For every line in the records that has the word "Probability", make a copy.
──────── RECORD EXCERPTS ────────
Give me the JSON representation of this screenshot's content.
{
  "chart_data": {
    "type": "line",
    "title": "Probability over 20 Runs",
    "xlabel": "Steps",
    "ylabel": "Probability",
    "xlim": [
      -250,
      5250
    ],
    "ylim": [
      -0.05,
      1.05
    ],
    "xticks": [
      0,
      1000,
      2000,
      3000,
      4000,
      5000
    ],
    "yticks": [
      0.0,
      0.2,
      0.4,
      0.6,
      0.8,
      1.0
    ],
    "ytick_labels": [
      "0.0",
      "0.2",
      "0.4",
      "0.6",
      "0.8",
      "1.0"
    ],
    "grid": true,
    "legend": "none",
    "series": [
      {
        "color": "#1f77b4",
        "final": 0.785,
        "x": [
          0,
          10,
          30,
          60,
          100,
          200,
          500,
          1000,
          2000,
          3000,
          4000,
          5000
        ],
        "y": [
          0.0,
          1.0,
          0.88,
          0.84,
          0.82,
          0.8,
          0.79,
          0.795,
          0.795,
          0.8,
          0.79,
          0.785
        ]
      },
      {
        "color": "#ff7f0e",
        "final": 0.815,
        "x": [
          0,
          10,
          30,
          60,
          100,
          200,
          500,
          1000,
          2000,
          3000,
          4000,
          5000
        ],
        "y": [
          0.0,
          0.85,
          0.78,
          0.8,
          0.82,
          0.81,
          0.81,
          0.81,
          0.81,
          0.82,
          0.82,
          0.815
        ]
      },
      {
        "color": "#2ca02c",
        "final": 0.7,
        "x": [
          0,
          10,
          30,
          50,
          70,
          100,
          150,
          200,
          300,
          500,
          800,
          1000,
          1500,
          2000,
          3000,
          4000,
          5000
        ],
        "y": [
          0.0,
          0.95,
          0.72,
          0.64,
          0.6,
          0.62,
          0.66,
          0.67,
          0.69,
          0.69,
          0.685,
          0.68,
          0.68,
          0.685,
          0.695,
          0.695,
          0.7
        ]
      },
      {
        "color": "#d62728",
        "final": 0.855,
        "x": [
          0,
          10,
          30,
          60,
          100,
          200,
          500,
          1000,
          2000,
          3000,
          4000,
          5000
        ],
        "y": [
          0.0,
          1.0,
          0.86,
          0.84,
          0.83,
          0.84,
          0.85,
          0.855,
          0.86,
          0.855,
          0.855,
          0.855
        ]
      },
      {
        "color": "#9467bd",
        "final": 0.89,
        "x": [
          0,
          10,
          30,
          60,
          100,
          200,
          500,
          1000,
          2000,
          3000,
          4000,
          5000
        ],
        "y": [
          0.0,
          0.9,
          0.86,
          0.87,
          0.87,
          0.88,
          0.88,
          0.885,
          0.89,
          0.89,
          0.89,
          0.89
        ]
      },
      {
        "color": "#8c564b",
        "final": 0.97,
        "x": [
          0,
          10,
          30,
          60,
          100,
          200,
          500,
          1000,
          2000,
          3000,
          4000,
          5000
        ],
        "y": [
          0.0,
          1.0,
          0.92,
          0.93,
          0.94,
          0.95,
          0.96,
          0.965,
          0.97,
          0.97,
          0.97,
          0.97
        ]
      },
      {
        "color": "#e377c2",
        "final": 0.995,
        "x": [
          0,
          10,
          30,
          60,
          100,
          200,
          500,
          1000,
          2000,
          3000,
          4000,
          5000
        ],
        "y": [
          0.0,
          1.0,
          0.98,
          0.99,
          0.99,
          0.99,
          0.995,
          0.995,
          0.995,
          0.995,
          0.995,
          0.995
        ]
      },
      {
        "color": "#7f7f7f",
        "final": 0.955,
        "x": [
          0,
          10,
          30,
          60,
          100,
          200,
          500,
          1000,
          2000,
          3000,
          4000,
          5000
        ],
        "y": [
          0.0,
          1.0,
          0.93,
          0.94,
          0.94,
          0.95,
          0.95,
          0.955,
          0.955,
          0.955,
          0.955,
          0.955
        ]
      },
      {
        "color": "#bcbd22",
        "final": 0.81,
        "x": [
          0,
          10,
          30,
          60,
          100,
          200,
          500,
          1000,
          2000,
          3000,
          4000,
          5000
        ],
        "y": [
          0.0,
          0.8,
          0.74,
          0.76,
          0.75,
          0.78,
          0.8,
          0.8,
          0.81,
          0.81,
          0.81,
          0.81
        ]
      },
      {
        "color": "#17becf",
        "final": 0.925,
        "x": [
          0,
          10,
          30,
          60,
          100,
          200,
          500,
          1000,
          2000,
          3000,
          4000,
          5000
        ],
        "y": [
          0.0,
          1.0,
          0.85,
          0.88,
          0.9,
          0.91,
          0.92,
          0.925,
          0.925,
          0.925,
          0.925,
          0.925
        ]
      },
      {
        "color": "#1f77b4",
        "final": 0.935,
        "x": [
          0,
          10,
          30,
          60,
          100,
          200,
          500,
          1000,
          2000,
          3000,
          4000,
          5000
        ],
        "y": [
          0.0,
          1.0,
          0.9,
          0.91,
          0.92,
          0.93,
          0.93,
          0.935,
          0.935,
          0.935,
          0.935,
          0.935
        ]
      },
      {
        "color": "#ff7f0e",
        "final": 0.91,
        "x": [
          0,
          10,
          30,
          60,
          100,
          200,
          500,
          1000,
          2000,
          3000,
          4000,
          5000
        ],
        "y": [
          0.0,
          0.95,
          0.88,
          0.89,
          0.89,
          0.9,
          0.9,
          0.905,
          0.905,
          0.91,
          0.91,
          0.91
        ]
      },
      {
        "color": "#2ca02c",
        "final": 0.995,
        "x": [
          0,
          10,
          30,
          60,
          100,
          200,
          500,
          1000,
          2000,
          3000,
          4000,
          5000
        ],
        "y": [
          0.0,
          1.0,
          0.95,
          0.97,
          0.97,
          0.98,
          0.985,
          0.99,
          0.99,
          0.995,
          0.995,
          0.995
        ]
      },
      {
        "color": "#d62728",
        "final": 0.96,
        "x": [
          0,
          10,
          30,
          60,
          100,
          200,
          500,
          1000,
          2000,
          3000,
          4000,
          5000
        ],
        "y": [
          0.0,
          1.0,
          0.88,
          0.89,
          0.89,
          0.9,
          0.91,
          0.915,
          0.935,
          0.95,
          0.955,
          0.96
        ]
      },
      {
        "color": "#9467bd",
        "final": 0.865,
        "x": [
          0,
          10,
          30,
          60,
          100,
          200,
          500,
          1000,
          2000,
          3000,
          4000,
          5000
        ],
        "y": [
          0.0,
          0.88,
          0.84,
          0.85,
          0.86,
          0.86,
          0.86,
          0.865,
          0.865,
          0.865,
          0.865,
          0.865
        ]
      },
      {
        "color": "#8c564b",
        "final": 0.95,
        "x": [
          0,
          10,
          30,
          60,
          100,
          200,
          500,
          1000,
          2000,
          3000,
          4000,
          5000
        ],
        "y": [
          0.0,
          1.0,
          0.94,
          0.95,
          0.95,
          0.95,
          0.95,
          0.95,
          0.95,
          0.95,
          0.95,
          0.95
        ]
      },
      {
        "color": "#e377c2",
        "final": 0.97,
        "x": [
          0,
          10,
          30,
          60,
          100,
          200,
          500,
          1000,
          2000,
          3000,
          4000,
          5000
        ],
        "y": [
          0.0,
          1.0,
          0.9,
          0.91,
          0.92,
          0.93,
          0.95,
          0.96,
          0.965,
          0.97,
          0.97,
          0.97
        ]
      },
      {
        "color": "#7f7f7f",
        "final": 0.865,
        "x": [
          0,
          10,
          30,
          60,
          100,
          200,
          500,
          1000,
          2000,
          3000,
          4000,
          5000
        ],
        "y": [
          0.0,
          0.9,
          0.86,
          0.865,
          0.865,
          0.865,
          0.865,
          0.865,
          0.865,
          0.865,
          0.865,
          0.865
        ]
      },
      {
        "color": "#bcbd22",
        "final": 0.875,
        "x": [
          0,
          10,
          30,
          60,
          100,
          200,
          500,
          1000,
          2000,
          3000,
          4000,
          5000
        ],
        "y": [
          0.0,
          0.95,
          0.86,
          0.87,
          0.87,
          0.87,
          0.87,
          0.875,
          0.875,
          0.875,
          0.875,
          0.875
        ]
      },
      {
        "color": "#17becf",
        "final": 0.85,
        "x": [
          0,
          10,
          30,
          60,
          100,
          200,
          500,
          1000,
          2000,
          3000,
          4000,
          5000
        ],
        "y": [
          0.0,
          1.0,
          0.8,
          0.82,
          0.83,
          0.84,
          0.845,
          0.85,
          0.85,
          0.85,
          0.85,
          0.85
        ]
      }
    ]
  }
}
────────
[FINAL ANSWER]
    "title": "Probability over 20 Runs",
    "ylabel": "Probability",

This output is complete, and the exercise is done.